(Entries taken from a collection)

# # # # # # #

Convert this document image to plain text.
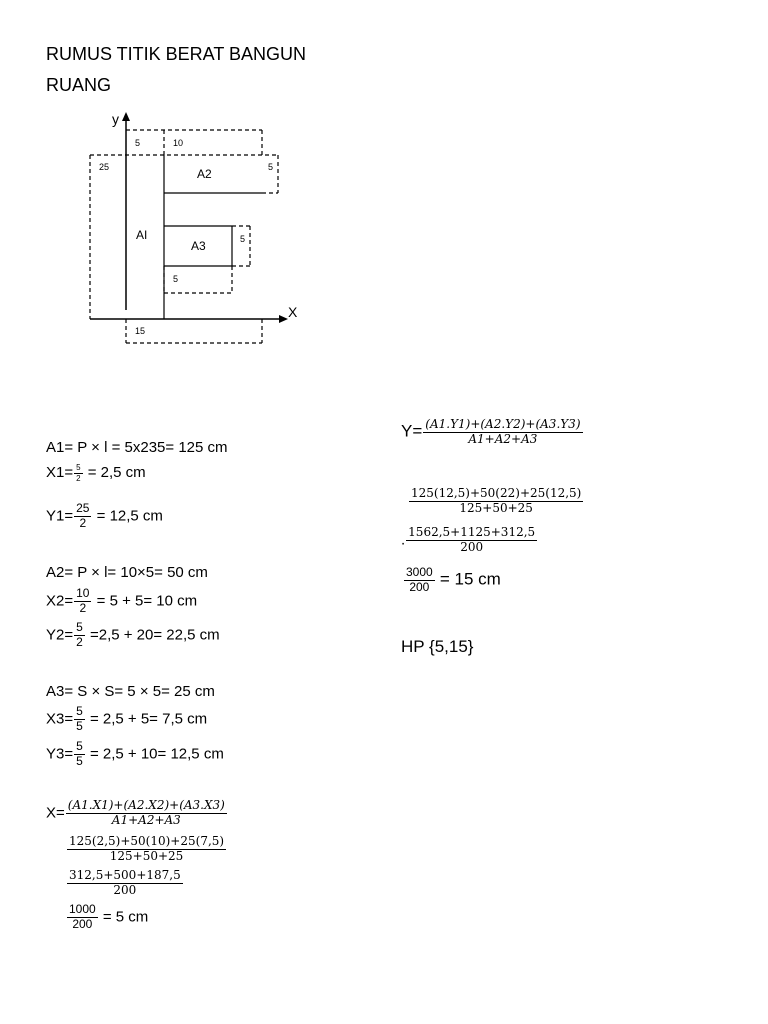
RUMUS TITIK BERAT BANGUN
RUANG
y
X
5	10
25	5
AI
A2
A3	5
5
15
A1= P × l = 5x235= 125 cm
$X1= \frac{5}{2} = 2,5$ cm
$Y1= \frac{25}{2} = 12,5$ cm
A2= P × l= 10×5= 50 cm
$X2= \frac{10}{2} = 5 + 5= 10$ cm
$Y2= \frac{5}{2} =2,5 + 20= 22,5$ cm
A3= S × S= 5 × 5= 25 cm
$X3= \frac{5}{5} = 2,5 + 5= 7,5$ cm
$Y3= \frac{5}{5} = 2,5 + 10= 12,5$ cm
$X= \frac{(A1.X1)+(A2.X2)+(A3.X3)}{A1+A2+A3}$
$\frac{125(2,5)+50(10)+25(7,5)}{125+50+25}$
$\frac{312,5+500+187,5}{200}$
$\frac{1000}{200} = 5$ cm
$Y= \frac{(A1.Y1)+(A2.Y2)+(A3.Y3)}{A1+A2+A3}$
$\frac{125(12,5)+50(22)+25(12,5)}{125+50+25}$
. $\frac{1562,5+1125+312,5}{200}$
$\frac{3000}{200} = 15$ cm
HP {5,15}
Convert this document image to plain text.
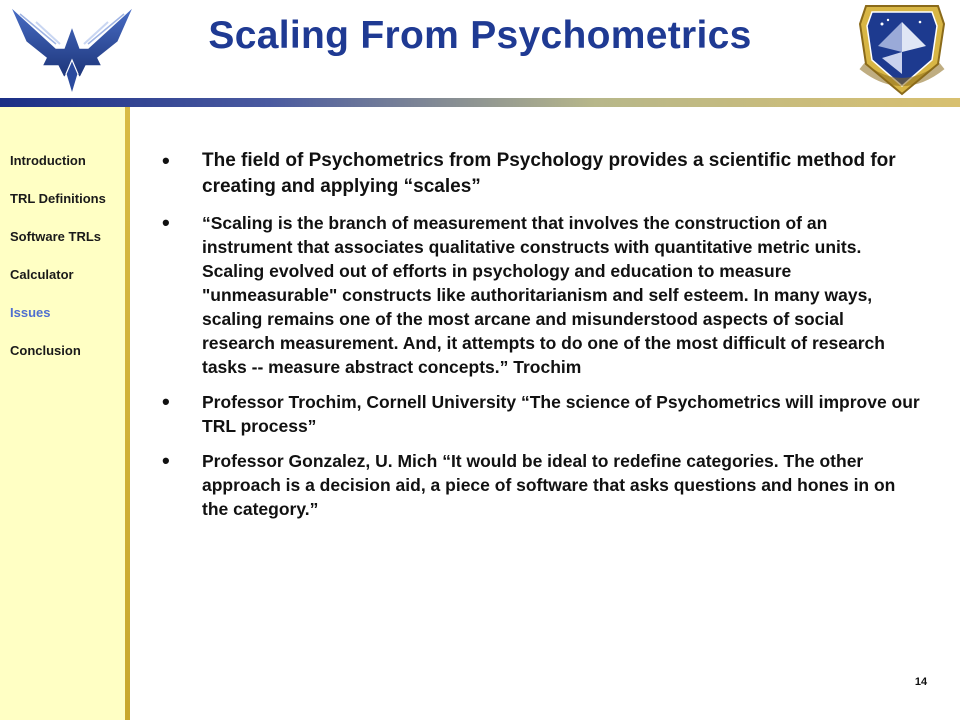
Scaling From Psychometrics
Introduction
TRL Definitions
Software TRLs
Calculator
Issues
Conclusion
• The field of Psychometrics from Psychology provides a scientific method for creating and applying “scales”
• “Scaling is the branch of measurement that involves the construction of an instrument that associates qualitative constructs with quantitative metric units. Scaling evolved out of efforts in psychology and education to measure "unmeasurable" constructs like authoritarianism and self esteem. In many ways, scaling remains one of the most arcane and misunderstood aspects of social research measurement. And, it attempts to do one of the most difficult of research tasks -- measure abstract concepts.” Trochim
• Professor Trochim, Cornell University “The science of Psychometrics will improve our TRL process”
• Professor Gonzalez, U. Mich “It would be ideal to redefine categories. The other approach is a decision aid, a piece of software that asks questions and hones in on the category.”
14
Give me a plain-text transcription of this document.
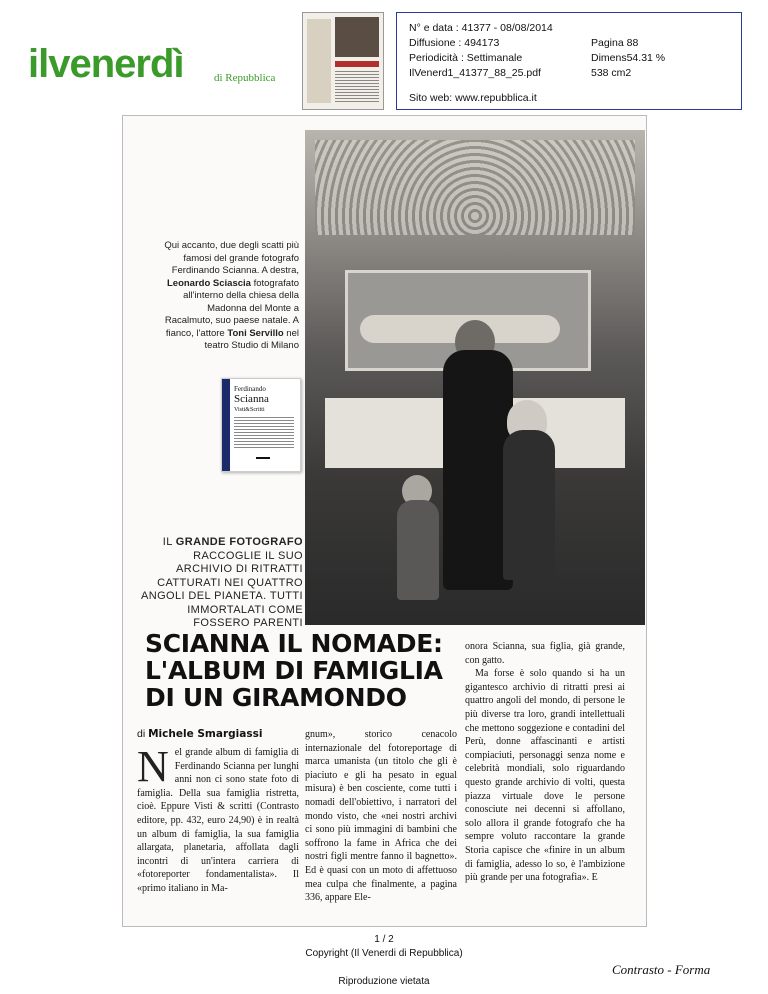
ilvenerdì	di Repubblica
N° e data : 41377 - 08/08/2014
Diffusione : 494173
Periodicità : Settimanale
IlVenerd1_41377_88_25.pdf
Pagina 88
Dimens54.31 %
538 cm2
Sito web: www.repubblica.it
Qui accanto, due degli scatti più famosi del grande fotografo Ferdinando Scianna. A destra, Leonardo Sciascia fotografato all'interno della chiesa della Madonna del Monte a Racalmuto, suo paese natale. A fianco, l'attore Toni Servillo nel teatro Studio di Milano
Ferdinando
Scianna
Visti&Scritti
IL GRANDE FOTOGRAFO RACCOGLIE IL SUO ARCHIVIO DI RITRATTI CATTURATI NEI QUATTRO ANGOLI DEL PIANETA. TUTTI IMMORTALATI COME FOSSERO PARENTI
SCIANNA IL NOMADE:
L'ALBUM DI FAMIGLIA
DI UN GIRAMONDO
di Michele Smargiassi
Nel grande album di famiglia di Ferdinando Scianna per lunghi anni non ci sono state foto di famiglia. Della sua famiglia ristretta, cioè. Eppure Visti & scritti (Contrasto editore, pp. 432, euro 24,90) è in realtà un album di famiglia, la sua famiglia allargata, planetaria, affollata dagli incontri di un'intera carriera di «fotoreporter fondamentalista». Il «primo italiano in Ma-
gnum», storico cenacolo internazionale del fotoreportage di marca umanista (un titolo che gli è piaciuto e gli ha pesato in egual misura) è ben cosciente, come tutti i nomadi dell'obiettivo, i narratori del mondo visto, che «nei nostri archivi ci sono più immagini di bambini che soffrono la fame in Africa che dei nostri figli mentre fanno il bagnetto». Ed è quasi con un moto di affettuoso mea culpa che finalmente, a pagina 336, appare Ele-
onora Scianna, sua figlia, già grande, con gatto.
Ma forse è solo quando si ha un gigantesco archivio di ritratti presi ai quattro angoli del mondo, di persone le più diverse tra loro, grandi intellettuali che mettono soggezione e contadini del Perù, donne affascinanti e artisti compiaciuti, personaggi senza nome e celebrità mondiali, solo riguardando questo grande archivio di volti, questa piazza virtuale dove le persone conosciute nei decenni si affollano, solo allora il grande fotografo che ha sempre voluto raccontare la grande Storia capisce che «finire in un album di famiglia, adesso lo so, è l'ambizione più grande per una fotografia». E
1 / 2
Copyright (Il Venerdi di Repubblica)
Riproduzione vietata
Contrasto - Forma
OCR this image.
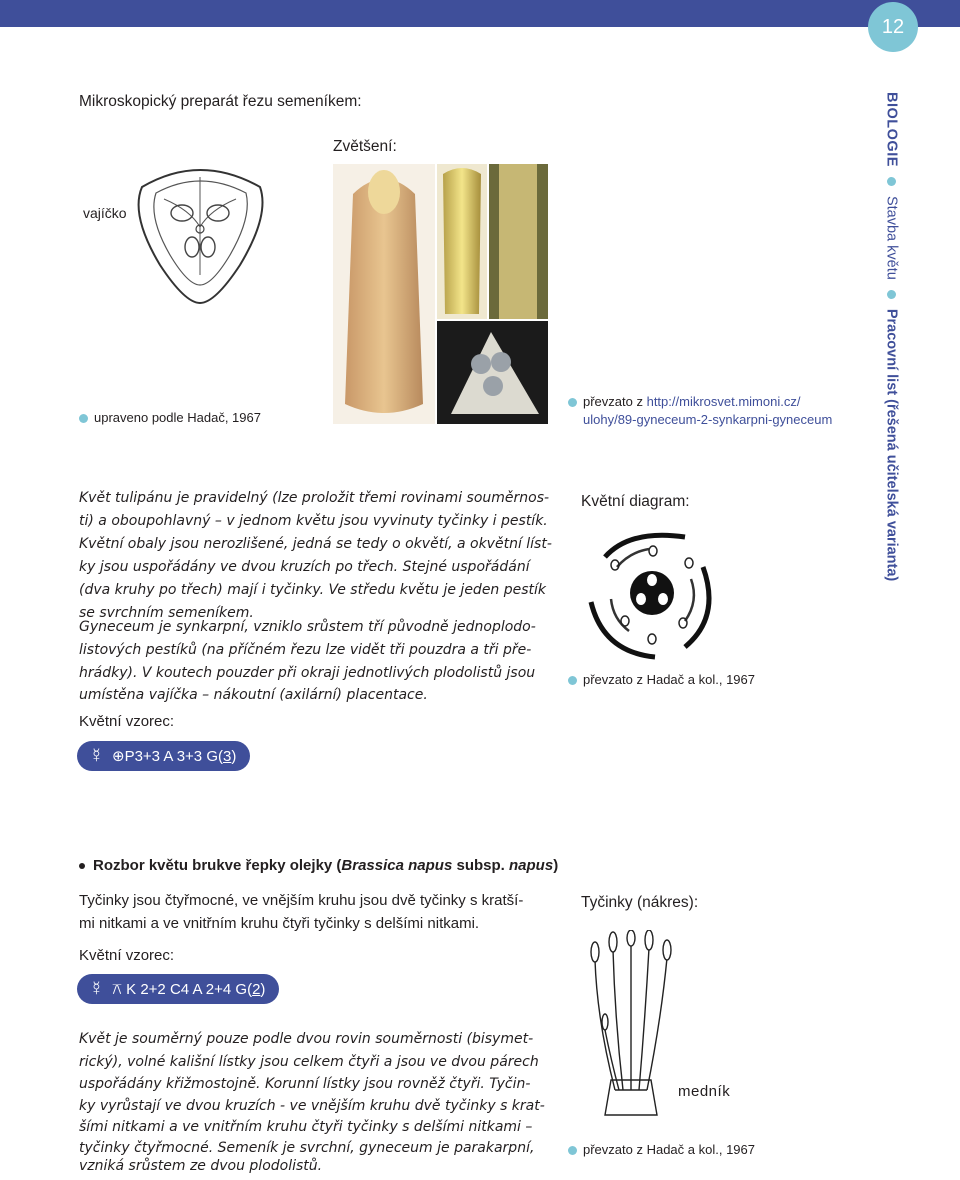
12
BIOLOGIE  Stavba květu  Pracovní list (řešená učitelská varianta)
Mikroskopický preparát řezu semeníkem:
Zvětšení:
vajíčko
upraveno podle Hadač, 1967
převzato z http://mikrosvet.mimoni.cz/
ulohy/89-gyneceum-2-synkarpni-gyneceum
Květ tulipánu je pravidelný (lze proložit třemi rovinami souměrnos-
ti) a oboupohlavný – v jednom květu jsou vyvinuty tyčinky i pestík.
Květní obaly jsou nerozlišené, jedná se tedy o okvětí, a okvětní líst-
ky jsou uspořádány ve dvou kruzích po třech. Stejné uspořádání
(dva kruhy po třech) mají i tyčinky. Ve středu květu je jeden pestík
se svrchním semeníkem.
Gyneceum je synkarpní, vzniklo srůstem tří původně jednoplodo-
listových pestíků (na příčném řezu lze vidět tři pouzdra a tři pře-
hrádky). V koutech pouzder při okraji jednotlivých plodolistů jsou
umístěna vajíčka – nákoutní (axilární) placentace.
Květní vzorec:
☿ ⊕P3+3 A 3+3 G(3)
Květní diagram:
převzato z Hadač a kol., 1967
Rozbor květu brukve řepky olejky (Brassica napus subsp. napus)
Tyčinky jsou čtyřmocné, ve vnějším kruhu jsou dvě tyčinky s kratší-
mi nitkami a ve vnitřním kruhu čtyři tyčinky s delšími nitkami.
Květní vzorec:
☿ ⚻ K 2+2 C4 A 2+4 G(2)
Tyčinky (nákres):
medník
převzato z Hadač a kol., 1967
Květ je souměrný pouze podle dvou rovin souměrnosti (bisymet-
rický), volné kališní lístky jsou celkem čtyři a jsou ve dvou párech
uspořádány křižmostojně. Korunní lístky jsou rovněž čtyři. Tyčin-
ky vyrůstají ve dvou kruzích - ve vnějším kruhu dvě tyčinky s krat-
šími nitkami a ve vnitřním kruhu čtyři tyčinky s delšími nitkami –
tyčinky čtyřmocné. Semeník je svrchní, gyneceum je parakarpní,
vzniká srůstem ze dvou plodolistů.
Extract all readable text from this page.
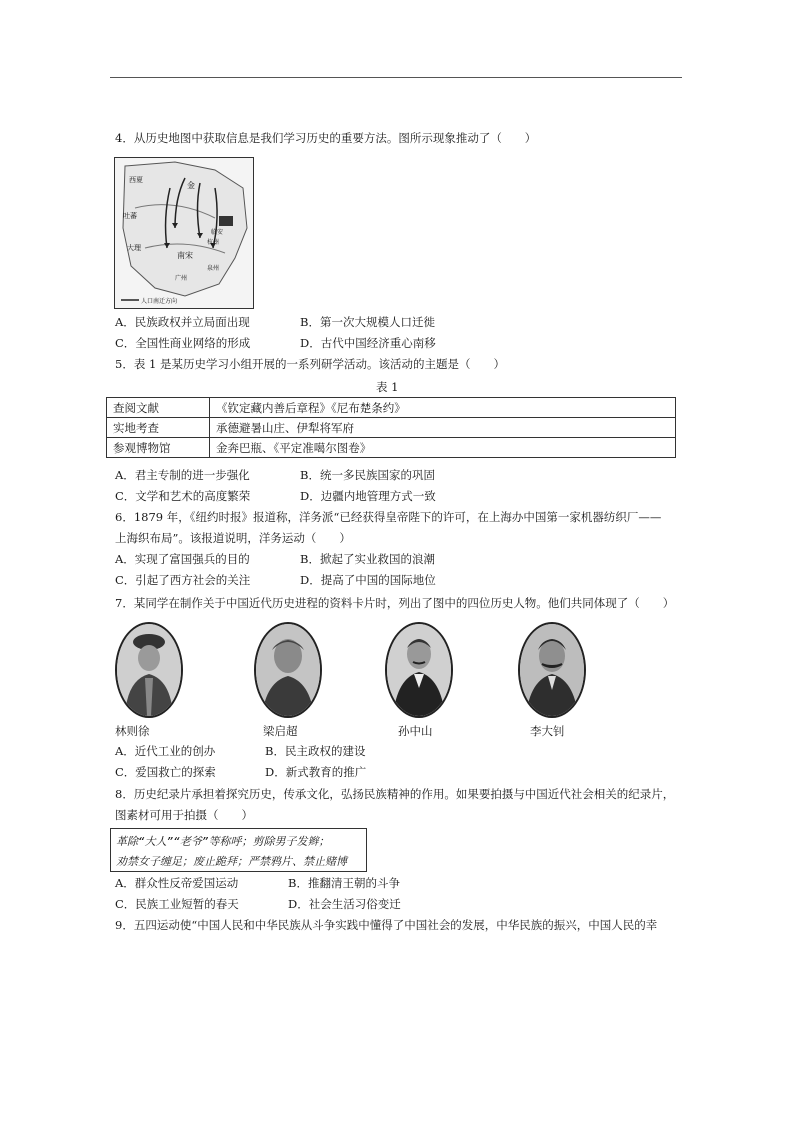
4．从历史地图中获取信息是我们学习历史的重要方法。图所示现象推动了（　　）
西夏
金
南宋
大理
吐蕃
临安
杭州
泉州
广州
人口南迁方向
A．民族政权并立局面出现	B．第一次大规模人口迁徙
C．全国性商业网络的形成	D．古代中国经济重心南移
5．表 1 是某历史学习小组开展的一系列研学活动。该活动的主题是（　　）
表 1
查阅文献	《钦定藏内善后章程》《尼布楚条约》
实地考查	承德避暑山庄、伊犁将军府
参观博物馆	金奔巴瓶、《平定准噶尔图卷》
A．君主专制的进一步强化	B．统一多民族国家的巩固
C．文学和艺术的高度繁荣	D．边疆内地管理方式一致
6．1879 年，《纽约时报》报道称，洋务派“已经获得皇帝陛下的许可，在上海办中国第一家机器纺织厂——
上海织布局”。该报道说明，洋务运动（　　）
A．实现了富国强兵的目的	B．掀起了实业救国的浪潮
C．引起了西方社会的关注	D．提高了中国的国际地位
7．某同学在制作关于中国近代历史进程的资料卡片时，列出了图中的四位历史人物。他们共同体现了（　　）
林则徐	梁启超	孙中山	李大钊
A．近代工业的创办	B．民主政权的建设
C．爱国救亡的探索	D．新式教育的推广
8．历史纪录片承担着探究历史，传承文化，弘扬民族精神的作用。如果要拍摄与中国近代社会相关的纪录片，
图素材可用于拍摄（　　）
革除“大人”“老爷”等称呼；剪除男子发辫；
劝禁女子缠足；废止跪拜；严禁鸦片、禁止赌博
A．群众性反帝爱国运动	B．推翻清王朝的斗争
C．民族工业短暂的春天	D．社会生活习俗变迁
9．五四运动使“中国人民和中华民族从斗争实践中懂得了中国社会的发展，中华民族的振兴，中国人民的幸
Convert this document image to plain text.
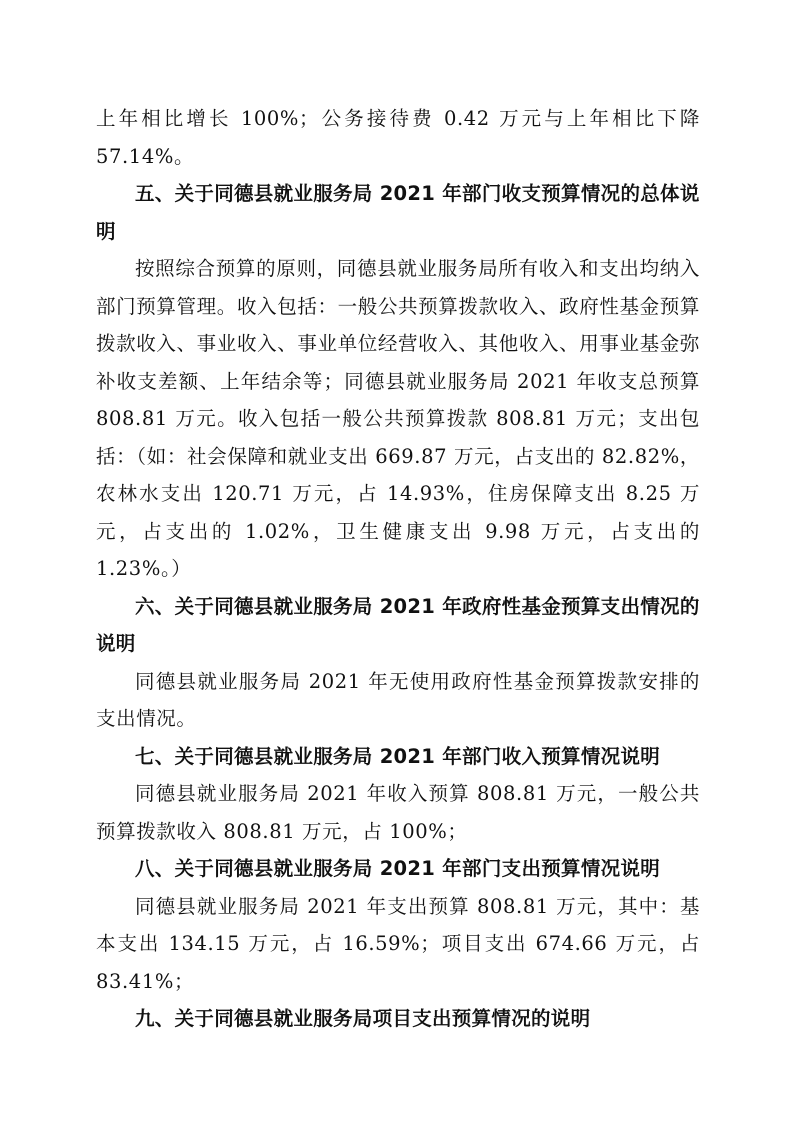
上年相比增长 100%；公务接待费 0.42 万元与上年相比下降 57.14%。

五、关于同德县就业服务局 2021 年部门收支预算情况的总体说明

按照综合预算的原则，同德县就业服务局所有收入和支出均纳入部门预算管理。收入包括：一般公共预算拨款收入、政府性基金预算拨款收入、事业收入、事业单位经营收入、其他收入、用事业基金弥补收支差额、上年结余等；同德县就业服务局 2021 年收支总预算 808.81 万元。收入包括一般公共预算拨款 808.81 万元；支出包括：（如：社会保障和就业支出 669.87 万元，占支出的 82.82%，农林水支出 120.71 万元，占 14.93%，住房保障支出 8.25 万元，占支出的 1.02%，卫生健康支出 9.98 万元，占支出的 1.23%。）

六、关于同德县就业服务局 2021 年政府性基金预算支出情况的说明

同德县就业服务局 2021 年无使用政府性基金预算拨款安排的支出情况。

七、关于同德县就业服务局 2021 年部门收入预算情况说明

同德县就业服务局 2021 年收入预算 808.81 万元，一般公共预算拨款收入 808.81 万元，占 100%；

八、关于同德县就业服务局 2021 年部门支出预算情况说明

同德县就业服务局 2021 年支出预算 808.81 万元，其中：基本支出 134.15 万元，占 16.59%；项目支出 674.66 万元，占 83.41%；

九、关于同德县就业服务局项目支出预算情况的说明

# # # # # # #

DIRECTIONS:
List each line of the entries that holds the string "dvou".

CORRECT ANSWER:
ky jsou uspořádány ve dvou kruzích po třech. Stejné uspořádání
Květ je souměrný pouze podle dvou rovin souměrnosti (bisymet-
rický), volné kališní lístky jsou celkem čtyři a jsou ve dvou párech
ky vyrůstají ve dvou kruzích - ve vnějším kruhu dvě tyčinky s krat-
vzniká srůstem ze dvou plodolistů.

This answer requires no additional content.